:: Data entries ::
━━━━━━

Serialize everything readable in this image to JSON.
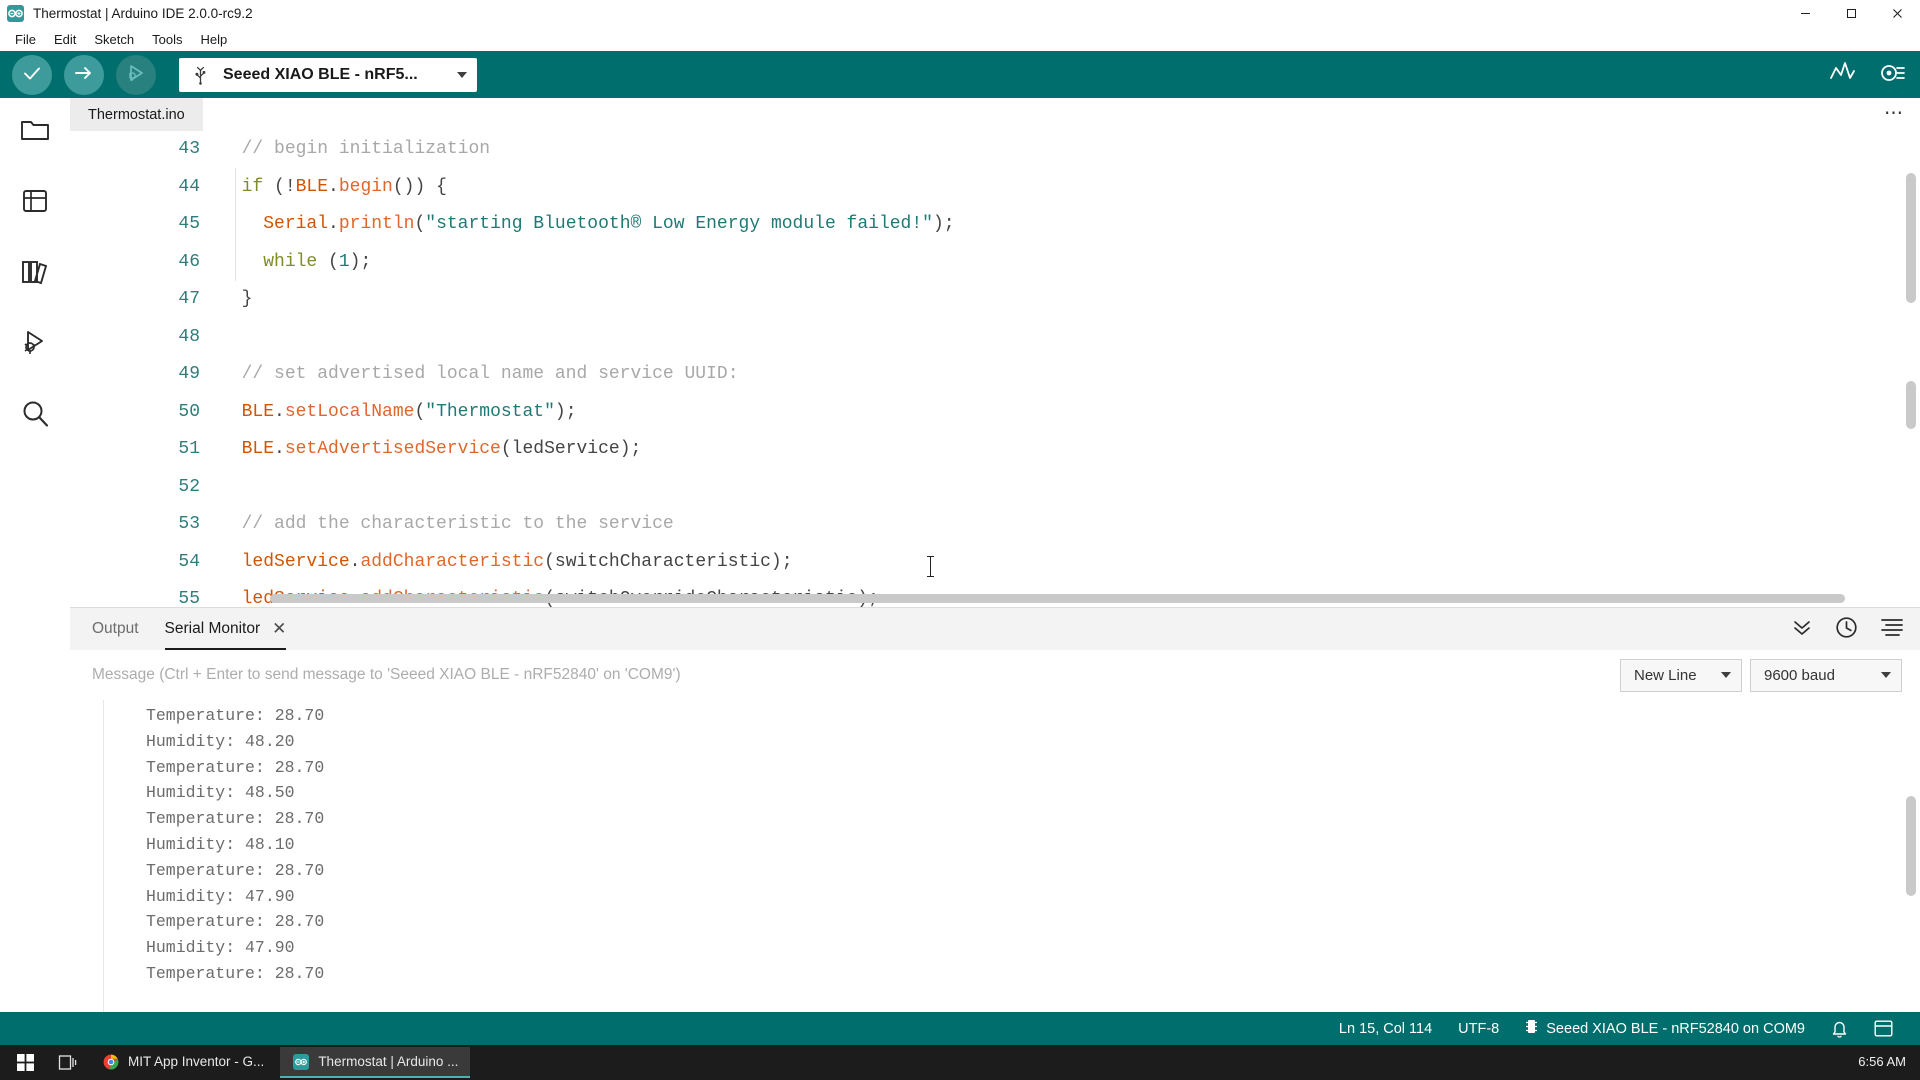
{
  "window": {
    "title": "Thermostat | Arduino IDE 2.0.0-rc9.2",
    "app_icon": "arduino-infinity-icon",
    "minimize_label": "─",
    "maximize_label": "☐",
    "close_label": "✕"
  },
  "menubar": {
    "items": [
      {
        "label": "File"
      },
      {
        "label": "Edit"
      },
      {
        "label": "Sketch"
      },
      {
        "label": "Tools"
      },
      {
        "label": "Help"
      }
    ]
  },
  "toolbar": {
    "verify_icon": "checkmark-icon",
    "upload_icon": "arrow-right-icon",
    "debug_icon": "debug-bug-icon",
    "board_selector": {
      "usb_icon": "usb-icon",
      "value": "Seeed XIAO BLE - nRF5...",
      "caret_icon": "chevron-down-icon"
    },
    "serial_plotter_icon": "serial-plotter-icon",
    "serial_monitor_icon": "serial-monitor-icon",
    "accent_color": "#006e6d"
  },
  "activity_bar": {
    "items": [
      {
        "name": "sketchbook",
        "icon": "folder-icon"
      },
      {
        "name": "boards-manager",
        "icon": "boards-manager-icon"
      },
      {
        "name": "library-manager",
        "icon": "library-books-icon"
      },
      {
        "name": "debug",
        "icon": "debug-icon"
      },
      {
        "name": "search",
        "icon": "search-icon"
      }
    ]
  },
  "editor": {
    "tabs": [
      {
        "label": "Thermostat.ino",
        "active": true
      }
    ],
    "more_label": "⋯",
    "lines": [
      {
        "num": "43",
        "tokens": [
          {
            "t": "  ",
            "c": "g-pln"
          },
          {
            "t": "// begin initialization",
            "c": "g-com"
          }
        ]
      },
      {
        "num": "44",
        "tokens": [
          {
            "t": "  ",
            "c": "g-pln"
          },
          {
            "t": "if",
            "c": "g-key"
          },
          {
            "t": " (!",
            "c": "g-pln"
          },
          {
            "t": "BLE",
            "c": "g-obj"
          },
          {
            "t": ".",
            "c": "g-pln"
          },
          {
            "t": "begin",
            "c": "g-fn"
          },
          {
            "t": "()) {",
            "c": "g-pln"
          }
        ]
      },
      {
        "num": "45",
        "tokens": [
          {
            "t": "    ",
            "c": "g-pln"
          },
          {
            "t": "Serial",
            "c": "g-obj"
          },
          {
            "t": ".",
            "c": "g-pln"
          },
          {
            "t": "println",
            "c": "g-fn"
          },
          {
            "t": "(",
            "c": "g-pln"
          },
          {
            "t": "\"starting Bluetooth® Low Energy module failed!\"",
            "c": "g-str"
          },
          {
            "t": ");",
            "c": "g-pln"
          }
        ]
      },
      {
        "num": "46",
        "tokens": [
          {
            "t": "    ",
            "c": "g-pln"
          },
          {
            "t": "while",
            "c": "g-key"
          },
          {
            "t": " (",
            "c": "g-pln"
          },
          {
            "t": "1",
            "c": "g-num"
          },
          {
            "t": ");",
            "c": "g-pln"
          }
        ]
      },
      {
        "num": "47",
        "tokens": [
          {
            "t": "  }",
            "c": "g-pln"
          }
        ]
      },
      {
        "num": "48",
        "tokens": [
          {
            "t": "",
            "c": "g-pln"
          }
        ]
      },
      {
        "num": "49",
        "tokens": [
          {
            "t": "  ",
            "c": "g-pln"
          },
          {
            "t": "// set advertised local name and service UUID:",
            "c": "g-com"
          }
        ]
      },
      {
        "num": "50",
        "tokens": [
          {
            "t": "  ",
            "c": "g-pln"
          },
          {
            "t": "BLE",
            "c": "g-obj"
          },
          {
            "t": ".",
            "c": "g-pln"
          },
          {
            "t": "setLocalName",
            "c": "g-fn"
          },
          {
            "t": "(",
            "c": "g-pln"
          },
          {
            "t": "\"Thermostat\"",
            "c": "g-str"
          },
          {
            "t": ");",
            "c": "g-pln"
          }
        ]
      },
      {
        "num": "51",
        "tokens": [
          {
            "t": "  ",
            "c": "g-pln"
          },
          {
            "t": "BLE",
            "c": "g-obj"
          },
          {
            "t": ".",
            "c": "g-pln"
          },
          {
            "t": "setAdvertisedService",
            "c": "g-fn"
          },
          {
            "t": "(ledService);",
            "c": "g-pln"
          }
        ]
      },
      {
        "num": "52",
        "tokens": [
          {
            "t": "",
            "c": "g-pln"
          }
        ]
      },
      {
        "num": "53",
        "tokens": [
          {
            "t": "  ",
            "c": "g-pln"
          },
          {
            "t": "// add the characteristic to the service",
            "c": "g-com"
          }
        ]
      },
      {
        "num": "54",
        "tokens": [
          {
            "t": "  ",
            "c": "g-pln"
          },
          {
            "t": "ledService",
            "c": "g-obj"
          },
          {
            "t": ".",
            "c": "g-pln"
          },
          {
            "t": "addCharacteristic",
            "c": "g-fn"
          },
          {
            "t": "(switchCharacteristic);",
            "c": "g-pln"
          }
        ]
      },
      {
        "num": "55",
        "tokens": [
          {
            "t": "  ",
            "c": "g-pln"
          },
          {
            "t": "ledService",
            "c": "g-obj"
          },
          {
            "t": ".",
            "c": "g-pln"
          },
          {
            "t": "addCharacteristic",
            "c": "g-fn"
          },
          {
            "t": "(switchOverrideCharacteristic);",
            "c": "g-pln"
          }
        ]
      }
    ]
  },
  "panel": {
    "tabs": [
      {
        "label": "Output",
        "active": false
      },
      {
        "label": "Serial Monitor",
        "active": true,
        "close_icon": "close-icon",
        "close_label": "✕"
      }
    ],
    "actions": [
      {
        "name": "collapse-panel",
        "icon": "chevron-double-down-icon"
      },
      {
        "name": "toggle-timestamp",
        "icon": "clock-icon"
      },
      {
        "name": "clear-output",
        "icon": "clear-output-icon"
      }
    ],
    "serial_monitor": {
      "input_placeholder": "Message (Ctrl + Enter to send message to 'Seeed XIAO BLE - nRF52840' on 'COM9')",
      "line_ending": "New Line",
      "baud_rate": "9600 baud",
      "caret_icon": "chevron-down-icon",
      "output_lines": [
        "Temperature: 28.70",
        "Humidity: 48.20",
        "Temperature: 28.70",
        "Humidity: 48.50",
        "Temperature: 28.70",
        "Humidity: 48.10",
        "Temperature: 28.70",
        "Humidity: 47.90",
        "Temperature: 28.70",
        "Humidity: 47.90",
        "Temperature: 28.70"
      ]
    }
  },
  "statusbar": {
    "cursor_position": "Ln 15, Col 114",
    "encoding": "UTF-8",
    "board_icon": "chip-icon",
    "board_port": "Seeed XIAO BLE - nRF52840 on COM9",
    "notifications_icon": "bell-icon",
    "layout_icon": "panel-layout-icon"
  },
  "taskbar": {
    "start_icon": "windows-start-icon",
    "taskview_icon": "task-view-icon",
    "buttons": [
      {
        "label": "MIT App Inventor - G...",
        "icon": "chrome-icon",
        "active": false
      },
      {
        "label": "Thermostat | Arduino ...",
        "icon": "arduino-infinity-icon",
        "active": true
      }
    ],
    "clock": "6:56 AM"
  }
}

━━━━━━

:: TASK DIRECTIONS ::
Reproduce each line of the records exactly, and omit every picture.

:: RESPONSE ::
Serialize everything readable in this image to JSON.
{
  "window": {
    "title": "Thermostat | Arduino IDE 2.0.0-rc9.2",
    "app_icon": "arduino-infinity-icon",
    "minimize_label": "─",
    "maximize_label": "☐",
    "close_label": "✕"
  },
  "menubar": {
    "items": [
      {
        "label": "File"
      },
      {
        "label": "Edit"
      },
      {
        "label": "Sketch"
      },
      {
        "label": "Tools"
      },
      {
        "label": "Help"
      }
    ]
  },
  "toolbar": {
    "verify_icon": "checkmark-icon",
    "upload_icon": "arrow-right-icon",
    "debug_icon": "debug-bug-icon",
    "board_selector": {
      "usb_icon": "usb-icon",
      "value": "Seeed XIAO BLE - nRF5...",
      "caret_icon": "chevron-down-icon"
    },
    "serial_plotter_icon": "serial-plotter-icon",
    "serial_monitor_icon": "serial-monitor-icon",
    "accent_color": "#006e6d"
  },
  "activity_bar": {
    "items": [
      {
        "name": "sketchbook",
        "icon": "folder-icon"
      },
      {
        "name": "boards-manager",
        "icon": "boards-manager-icon"
      },
      {
        "name": "library-manager",
        "icon": "library-books-icon"
      },
      {
        "name": "debug",
        "icon": "debug-icon"
      },
      {
        "name": "search",
        "icon": "search-icon"
      }
    ]
  },
  "editor": {
    "tabs": [
      {
        "label": "Thermostat.ino",
        "active": true
      }
    ],
    "more_label": "⋯",
    "lines": [
      {
        "num": "43",
        "tokens": [
          {
            "t": "  ",
            "c": "g-pln"
          },
          {
            "t": "// begin initialization",
            "c": "g-com"
          }
        ]
      },
      {
        "num": "44",
        "tokens": [
          {
            "t": "  ",
            "c": "g-pln"
          },
          {
            "t": "if",
            "c": "g-key"
          },
          {
            "t": " (!",
            "c": "g-pln"
          },
          {
            "t": "BLE",
            "c": "g-obj"
          },
          {
            "t": ".",
            "c": "g-pln"
          },
          {
            "t": "begin",
            "c": "g-fn"
          },
          {
            "t": "()) {",
            "c": "g-pln"
          }
        ]
      },
      {
        "num": "45",
        "tokens": [
          {
            "t": "    ",
            "c": "g-pln"
          },
          {
            "t": "Serial",
            "c": "g-obj"
          },
          {
            "t": ".",
            "c": "g-pln"
          },
          {
            "t": "println",
            "c": "g-fn"
          },
          {
            "t": "(",
            "c": "g-pln"
          },
          {
            "t": "\"starting Bluetooth® Low Energy module failed!\"",
            "c": "g-str"
          },
          {
            "t": ");",
            "c": "g-pln"
          }
        ]
      },
      {
        "num": "46",
        "tokens": [
          {
            "t": "    ",
            "c": "g-pln"
          },
          {
            "t": "while",
            "c": "g-key"
          },
          {
            "t": " (",
            "c": "g-pln"
          },
          {
            "t": "1",
            "c": "g-num"
          },
          {
            "t": ");",
            "c": "g-pln"
          }
        ]
      },
      {
        "num": "47",
        "tokens": [
          {
            "t": "  }",
            "c": "g-pln"
          }
        ]
      },
      {
        "num": "48",
        "tokens": [
          {
            "t": "",
            "c": "g-pln"
          }
        ]
      },
      {
        "num": "49",
        "tokens": [
          {
            "t": "  ",
            "c": "g-pln"
          },
          {
            "t": "// set advertised local name and service UUID:",
            "c": "g-com"
          }
        ]
      },
      {
        "num": "50",
        "tokens": [
          {
            "t": "  ",
            "c": "g-pln"
          },
          {
            "t": "BLE",
            "c": "g-obj"
          },
          {
            "t": ".",
            "c": "g-pln"
          },
          {
            "t": "setLocalName",
            "c": "g-fn"
          },
          {
            "t": "(",
            "c": "g-pln"
          },
          {
            "t": "\"Thermostat\"",
            "c": "g-str"
          },
          {
            "t": ");",
            "c": "g-pln"
          }
        ]
      },
      {
        "num": "51",
        "tokens": [
          {
            "t": "  ",
            "c": "g-pln"
          },
          {
            "t": "BLE",
            "c": "g-obj"
          },
          {
            "t": ".",
            "c": "g-pln"
          },
          {
            "t": "setAdvertisedService",
            "c": "g-fn"
          },
          {
            "t": "(ledService);",
            "c": "g-pln"
          }
        ]
      },
      {
        "num": "52",
        "tokens": [
          {
            "t": "",
            "c": "g-pln"
          }
        ]
      },
      {
        "num": "53",
        "tokens": [
          {
            "t": "  ",
            "c": "g-pln"
          },
          {
            "t": "// add the characteristic to the service",
            "c": "g-com"
          }
        ]
      },
      {
        "num": "54",
        "tokens": [
          {
            "t": "  ",
            "c": "g-pln"
          },
          {
            "t": "ledService",
            "c": "g-obj"
          },
          {
            "t": ".",
            "c": "g-pln"
          },
          {
            "t": "addCharacteristic",
            "c": "g-fn"
          },
          {
            "t": "(switchCharacteristic);",
            "c": "g-pln"
          }
        ]
      },
      {
        "num": "55",
        "tokens": [
          {
            "t": "  ",
            "c": "g-pln"
          },
          {
            "t": "ledService",
            "c": "g-obj"
          },
          {
            "t": ".",
            "c": "g-pln"
          },
          {
            "t": "addCharacteristic",
            "c": "g-fn"
          },
          {
            "t": "(switchOverrideCharacteristic);",
            "c": "g-pln"
          }
        ]
      }
    ]
  },
  "panel": {
    "tabs": [
      {
        "label": "Output",
        "active": false
      },
      {
        "label": "Serial Monitor",
        "active": true,
        "close_icon": "close-icon",
        "close_label": "✕"
      }
    ],
    "actions": [
      {
        "name": "collapse-panel",
        "icon": "chevron-double-down-icon"
      },
      {
        "name": "toggle-timestamp",
        "icon": "clock-icon"
      },
      {
        "name": "clear-output",
        "icon": "clear-output-icon"
      }
    ],
    "serial_monitor": {
      "input_placeholder": "Message (Ctrl + Enter to send message to 'Seeed XIAO BLE - nRF52840' on 'COM9')",
      "line_ending": "New Line",
      "baud_rate": "9600 baud",
      "caret_icon": "chevron-down-icon",
      "output_lines": [
        "Temperature: 28.70",
        "Humidity: 48.20",
        "Temperature: 28.70",
        "Humidity: 48.50",
        "Temperature: 28.70",
        "Humidity: 48.10",
        "Temperature: 28.70",
        "Humidity: 47.90",
        "Temperature: 28.70",
        "Humidity: 47.90",
        "Temperature: 28.70"
      ]
    }
  },
  "statusbar": {
    "cursor_position": "Ln 15, Col 114",
    "encoding": "UTF-8",
    "board_icon": "chip-icon",
    "board_port": "Seeed XIAO BLE - nRF52840 on COM9",
    "notifications_icon": "bell-icon",
    "layout_icon": "panel-layout-icon"
  },
  "taskbar": {
    "start_icon": "windows-start-icon",
    "taskview_icon": "task-view-icon",
    "buttons": [
      {
        "label": "MIT App Inventor - G...",
        "icon": "chrome-icon",
        "active": false
      },
      {
        "label": "Thermostat | Arduino ...",
        "icon": "arduino-infinity-icon",
        "active": true
      }
    ],
    "clock": "6:56 AM"
  }
}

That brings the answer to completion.